● **TASK INSTRUCTIONS**
Could you transcribe the blog post on writing and photography, beginning at "I have a dream" and stopping after "are driving me."?

● **DOCUMENT PASSAGE**
Something happened to me last month. You see, I sat down to write my typical post. Except, instead of sugar-coating what was going on in our lives, I was honest. Raw, in fact. I am sure I offended. Out of the rubble of my depression and struggles came a little sapling of passion: writing and photography. Thus began a series of posts. I found that after every post I wrote I felt more inspired than before. The inspiration really helped pull me out of this difficult season. And I have reconnected with my love (and need) to write, something I had buried since college.
I have a dream to write and take photographs professionally (or should I say "quasi" professionally). The passion is stirring, and I am not sure what the steps are to get there. But I'll have you know I am working on it. There are a few things motivating me right now. First of all, a few friends have embarked upon their own personal creative ventures, and I am inspired by their guts and hard work (Thanks Mary and Jenny!). I am also haunted by the fear that I will reach the youthful age of 75 and think to myself, "I would have loved to have been a writer" or "I would have made a great photographer." So a little fear mixed in with inspiration and a heavy dose of passion are driving me.

[Dataset entries]
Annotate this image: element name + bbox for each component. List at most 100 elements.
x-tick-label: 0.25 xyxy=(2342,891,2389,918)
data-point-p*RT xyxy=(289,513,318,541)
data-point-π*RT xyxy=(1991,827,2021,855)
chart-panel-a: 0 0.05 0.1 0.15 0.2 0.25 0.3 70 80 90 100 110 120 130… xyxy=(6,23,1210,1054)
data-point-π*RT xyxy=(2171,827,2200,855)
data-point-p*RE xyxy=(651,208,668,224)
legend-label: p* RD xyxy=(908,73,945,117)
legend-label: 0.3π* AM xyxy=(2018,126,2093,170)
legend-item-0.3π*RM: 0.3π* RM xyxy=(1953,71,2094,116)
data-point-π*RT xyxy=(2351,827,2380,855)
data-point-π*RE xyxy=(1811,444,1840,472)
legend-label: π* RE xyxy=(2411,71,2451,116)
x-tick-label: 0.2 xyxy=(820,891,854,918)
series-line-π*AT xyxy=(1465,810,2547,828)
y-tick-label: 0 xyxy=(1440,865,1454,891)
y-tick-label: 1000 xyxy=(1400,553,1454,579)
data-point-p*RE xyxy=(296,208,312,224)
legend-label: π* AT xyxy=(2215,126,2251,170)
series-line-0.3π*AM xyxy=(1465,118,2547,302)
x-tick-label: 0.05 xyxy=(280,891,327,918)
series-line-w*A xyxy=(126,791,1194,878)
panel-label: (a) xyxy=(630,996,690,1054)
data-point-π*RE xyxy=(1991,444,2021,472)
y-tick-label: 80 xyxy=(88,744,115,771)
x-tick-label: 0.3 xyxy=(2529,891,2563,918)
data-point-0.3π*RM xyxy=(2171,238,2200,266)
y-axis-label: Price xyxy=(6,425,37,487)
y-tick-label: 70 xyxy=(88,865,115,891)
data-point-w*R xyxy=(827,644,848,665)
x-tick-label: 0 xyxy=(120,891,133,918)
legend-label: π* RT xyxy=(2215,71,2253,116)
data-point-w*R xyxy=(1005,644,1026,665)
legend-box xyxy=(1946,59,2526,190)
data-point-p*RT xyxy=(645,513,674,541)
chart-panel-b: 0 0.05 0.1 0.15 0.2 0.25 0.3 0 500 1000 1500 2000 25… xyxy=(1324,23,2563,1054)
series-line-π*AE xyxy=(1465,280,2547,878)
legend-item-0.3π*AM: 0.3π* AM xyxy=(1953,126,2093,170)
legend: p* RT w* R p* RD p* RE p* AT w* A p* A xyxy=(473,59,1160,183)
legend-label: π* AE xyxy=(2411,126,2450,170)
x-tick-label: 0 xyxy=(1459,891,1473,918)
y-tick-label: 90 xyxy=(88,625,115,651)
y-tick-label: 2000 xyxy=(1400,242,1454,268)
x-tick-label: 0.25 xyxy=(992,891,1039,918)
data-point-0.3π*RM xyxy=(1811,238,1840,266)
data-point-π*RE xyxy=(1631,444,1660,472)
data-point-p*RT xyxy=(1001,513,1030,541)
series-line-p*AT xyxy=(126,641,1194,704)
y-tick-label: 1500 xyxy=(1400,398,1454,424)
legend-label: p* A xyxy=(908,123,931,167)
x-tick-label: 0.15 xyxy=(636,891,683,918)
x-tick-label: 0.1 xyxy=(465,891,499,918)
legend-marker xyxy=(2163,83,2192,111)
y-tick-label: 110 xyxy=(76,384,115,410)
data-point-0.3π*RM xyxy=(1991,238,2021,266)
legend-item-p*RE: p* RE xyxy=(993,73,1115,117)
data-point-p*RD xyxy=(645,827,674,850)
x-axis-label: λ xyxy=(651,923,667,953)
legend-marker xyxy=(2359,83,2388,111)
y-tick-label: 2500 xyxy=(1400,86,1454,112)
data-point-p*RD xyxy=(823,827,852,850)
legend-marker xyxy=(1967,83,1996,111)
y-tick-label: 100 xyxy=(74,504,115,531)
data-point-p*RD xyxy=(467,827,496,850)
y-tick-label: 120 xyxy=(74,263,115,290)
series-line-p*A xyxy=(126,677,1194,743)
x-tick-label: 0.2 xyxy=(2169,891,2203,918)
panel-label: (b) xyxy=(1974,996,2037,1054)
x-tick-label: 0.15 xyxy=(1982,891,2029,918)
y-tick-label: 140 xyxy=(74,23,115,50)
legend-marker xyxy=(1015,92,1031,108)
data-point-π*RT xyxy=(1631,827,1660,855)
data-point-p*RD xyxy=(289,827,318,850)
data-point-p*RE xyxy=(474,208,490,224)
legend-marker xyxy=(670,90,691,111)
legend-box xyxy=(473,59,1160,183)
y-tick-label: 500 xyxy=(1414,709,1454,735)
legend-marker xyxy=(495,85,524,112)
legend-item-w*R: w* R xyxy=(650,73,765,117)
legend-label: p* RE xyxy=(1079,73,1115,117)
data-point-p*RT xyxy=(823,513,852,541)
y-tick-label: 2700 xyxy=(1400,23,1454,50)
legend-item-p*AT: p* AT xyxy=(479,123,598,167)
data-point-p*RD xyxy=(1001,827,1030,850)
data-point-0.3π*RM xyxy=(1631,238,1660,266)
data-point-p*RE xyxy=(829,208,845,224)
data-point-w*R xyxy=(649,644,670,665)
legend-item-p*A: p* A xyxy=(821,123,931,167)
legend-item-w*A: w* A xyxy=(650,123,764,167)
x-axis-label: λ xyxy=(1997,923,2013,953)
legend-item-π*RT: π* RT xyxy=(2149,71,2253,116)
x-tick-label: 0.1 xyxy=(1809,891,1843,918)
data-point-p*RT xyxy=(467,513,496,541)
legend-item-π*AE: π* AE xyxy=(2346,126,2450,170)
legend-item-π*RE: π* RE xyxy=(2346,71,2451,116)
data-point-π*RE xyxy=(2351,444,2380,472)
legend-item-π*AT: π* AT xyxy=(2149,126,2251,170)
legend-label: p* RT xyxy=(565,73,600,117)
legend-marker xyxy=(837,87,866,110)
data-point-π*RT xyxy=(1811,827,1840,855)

● **OUTPUT OF THE TASK**
I have a dream to write and take photographs professionally (or should I say "quasi" professionally). The passion is stirring, and I am not sure what the steps are to get there. But I'll have you know I am working on it. There are a few things motivating me right now. First of all, a few friends have embarked upon their own personal creative ventures, and I am inspired by their guts and hard work (Thanks Mary and Jenny!). I am also haunted by the fear that I will reach the youthful age of 75 and think to myself, "I would have loved to have been a writer" or "I would have made a great photographer." So a little fear mixed in with inspiration and a heavy dose of passion are driving me.